TEXT EXCERPT —

Imagined, online communities

One of the key elements of social media is “the community.” Without a community, there wouldn’t be a social in social media. But what exactly is this community?

In my post on a fictional online community manager position on the Orchestra Revolution blog, Jean Shirk, public relations manager at the San Francisco Symphony, posed some important questions:

Do people actually want to meet and interact with one another online or in person, or do they want to read, watch, and listen online? Do they want to meet new people in person, or are they content with going with friends they already know to the concert hall?

Regardless of these questions, we still tend to define classical music goers in Chicago or San Francisco as a community within the respective cities, and we still define classical music fans gathering on various social networks as communities.

Benedict Anderson, author of Imagined Communities, a seminal theory on nationalism, argues that a nation is just that: imagined. It is imagined because “the members of even the smallest nation will never know most of their fellow-members, meet them, or even hear of them, yet in the minds of each lives the image of their communion.”

Classical music communities and online communities in today’s social media environment are not so different. At any given concert, how many patrons know each other? In any online community, how many participants have met other participants face-to-face? Yet a patron feels a bond with his fellow concertgoers, and a Facebook fan of the London Symphony Orchestra feels a bond, however small, with other fans.

When I was in my late teens, I was a member on an R.E.M. fan Web site. This was before the term social media was ever even coined, yet the site was more social than most sites today. While members never really knew most of their fellow-members, let alone met their fellow-members, in the minds of each lived an image of a community, centered on a common interest in the music of a particular band.

Anderson argues that imagining the idea of a nation arose historically after social and scientific discoveries—most notably the emergence of the printing press under a system of capitalism—reduced privileged access to knowledge and paved the way to the vernacularizing of religious communication, which led to democratization, liberalization, and the increasing difficulty of justifying divine and dynastic power. In short, a history-altering change in information dissemination and communication fueled the Reformation and Enlightenment, which “made it possible for rapidly growing numbers of people to think about themselves, and to relate to others, in profoundly new ways.”

SUPPLIED INFORMATION —
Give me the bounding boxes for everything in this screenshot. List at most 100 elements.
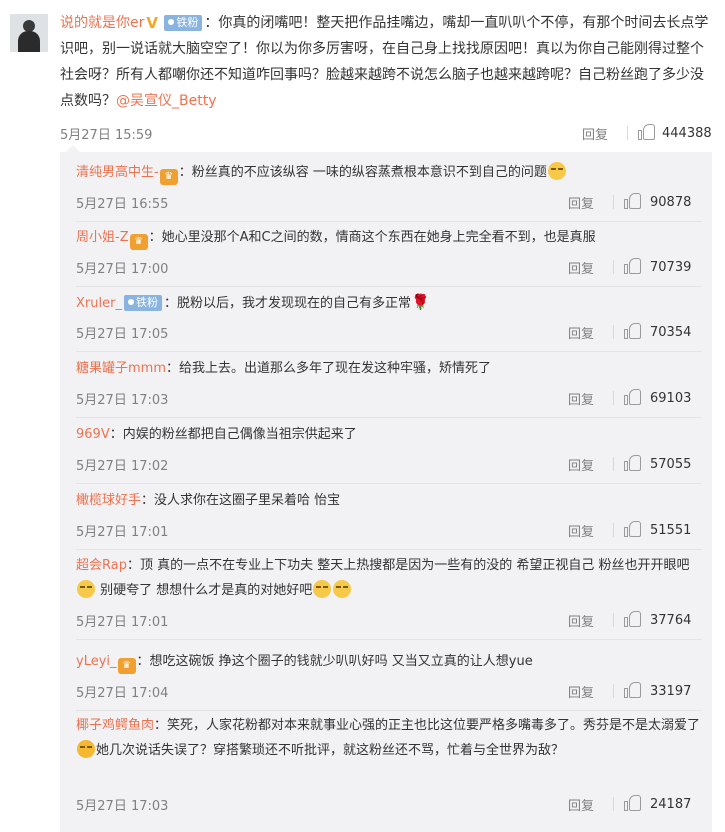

WORK TO DO —
1 - In the text on imagined communities, what position does Jean Shirk hold?
2 - Reproduce the text on imagined communities verbatim, starting at "One of the key" and ending at "networks as communities.".

RESPONSES FOR EACH TASK —
1 - Public relations manager at the San Francisco Symphony.

2 -
One of the key elements of social media is “the community.” Without a community, there wouldn’t be a social in social media. But what exactly is this community?

In my post on a fictional online community manager position on the Orchestra Revolution blog, Jean Shirk, public relations manager at the San Francisco Symphony, posed some important questions:

Do people actually want to meet and interact with one another online or in person, or do they want to read, watch, and listen online? Do they want to meet new people in person, or are they content with going with friends they already know to the concert hall?

Regardless of these questions, we still tend to define classical music goers in Chicago or San Francisco as a community within the respective cities, and we still define classical music fans gathering on various social networks as communities.